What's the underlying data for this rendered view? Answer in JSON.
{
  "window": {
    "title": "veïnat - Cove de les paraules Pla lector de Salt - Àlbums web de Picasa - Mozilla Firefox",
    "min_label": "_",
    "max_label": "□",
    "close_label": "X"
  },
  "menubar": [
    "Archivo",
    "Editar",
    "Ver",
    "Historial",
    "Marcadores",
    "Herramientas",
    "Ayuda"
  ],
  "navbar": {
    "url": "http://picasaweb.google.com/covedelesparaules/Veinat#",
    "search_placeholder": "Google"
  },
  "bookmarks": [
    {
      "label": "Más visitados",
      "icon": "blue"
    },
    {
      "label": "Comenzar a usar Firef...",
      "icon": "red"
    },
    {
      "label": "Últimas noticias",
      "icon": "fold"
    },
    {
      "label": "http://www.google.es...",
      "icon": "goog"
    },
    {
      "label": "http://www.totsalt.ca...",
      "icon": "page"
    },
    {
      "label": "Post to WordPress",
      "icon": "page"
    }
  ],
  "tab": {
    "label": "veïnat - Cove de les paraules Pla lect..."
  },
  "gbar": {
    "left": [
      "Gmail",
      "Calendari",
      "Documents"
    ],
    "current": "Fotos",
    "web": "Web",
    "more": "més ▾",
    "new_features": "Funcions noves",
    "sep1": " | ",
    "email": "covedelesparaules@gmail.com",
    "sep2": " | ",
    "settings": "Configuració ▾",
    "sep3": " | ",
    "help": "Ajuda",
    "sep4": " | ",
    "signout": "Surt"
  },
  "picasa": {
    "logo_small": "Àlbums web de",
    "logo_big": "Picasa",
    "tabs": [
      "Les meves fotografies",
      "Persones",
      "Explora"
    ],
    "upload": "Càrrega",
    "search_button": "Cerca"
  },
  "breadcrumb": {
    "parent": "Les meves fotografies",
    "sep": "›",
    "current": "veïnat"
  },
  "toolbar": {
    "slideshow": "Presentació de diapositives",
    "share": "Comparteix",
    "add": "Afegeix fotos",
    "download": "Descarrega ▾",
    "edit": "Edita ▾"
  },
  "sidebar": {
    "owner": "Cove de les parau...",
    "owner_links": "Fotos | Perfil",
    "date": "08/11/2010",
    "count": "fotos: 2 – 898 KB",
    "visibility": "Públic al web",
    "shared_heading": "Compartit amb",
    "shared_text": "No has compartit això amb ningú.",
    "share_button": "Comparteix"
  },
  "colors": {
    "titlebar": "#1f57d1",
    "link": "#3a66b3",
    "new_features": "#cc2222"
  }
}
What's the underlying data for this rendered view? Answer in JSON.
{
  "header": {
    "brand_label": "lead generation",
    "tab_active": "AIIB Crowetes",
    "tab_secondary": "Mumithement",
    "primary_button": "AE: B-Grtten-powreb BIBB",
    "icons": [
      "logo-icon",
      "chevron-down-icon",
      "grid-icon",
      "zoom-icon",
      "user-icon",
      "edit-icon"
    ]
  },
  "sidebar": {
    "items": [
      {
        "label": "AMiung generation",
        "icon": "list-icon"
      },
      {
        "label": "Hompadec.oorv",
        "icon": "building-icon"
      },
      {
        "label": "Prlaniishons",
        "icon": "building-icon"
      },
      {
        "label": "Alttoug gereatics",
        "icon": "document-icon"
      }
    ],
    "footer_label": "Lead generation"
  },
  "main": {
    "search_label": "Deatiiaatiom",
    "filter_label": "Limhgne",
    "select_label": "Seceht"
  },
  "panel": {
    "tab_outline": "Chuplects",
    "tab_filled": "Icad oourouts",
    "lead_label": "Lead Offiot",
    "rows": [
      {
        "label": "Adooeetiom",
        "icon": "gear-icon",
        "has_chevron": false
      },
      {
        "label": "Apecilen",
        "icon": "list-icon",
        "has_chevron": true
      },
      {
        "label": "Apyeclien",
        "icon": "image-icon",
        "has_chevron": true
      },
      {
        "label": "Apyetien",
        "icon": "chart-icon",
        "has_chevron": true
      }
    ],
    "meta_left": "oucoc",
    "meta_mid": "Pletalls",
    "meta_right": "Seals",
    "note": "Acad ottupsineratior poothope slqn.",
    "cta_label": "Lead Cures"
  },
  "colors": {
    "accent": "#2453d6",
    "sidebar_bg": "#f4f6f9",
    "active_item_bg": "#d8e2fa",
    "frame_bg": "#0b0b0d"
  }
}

■ **DO THIS**
Reproduce the records above exactly as they appear.

■ **THE OUTPUT**
What's the underlying data for this rendered view? Answer in JSON.
{
  "window": {
    "title": "veïnat - Cove de les paraules Pla lector de Salt - Àlbums web de Picasa - Mozilla Firefox",
    "min_label": "_",
    "max_label": "□",
    "close_label": "X"
  },
  "menubar": [
    "Archivo",
    "Editar",
    "Ver",
    "Historial",
    "Marcadores",
    "Herramientas",
    "Ayuda"
  ],
  "navbar": {
    "url": "http://picasaweb.google.com/covedelesparaules/Veinat#",
    "search_placeholder": "Google"
  },
  "bookmarks": [
    {
      "label": "Más visitados",
      "icon": "blue"
    },
    {
      "label": "Comenzar a usar Firef...",
      "icon": "red"
    },
    {
      "label": "Últimas noticias",
      "icon": "fold"
    },
    {
      "label": "http://www.google.es...",
      "icon": "goog"
    },
    {
      "label": "http://www.totsalt.ca...",
      "icon": "page"
    },
    {
      "label": "Post to WordPress",
      "icon": "page"
    }
  ],
  "tab": {
    "label": "veïnat - Cove de les paraules Pla lect..."
  },
  "gbar": {
    "left": [
      "Gmail",
      "Calendari",
      "Documents"
    ],
    "current": "Fotos",
    "web": "Web",
    "more": "més ▾",
    "new_features": "Funcions noves",
    "sep1": " | ",
    "email": "covedelesparaules@gmail.com",
    "sep2": " | ",
    "settings": "Configuració ▾",
    "sep3": " | ",
    "help": "Ajuda",
    "sep4": " | ",
    "signout": "Surt"
  },
  "picasa": {
    "logo_small": "Àlbums web de",
    "logo_big": "Picasa",
    "tabs": [
      "Les meves fotografies",
      "Persones",
      "Explora"
    ],
    "upload": "Càrrega",
    "search_button": "Cerca"
  },
  "breadcrumb": {
    "parent": "Les meves fotografies",
    "sep": "›",
    "current": "veïnat"
  },
  "toolbar": {
    "slideshow": "Presentació de diapositives",
    "share": "Comparteix",
    "add": "Afegeix fotos",
    "download": "Descarrega ▾",
    "edit": "Edita ▾"
  },
  "sidebar": {
    "owner": "Cove de les parau...",
    "owner_links": "Fotos | Perfil",
    "date": "08/11/2010",
    "count": "fotos: 2 – 898 KB",
    "visibility": "Públic al web",
    "shared_heading": "Compartit amb",
    "shared_text": "No has compartit això amb ningú.",
    "share_button": "Comparteix"
  },
  "colors": {
    "titlebar": "#1f57d1",
    "link": "#3a66b3",
    "new_features": "#cc2222"
  }
}
What's the underlying data for this rendered view? Answer in JSON.
{
  "header": {
    "brand_label": "lead generation",
    "tab_active": "AIIB Crowetes",
    "tab_secondary": "Mumithement",
    "primary_button": "AE: B-Grtten-powreb BIBB",
    "icons": [
      "logo-icon",
      "chevron-down-icon",
      "grid-icon",
      "zoom-icon",
      "user-icon",
      "edit-icon"
    ]
  },
  "sidebar": {
    "items": [
      {
        "label": "AMiung generation",
        "icon": "list-icon"
      },
      {
        "label": "Hompadec.oorv",
        "icon": "building-icon"
      },
      {
        "label": "Prlaniishons",
        "icon": "building-icon"
      },
      {
        "label": "Alttoug gereatics",
        "icon": "document-icon"
      }
    ],
    "footer_label": "Lead generation"
  },
  "main": {
    "search_label": "Deatiiaatiom",
    "filter_label": "Limhgne",
    "select_label": "Seceht"
  },
  "panel": {
    "tab_outline": "Chuplects",
    "tab_filled": "Icad oourouts",
    "lead_label": "Lead Offiot",
    "rows": [
      {
        "label": "Adooeetiom",
        "icon": "gear-icon",
        "has_chevron": false
      },
      {
        "label": "Apecilen",
        "icon": "list-icon",
        "has_chevron": true
      },
      {
        "label": "Apyeclien",
        "icon": "image-icon",
        "has_chevron": true
      },
      {
        "label": "Apyetien",
        "icon": "chart-icon",
        "has_chevron": true
      }
    ],
    "meta_left": "oucoc",
    "meta_mid": "Pletalls",
    "meta_right": "Seals",
    "note": "Acad ottupsineratior poothope slqn.",
    "cta_label": "Lead Cures"
  },
  "colors": {
    "accent": "#2453d6",
    "sidebar_bg": "#f4f6f9",
    "active_item_bg": "#d8e2fa",
    "frame_bg": "#0b0b0d"
  }
}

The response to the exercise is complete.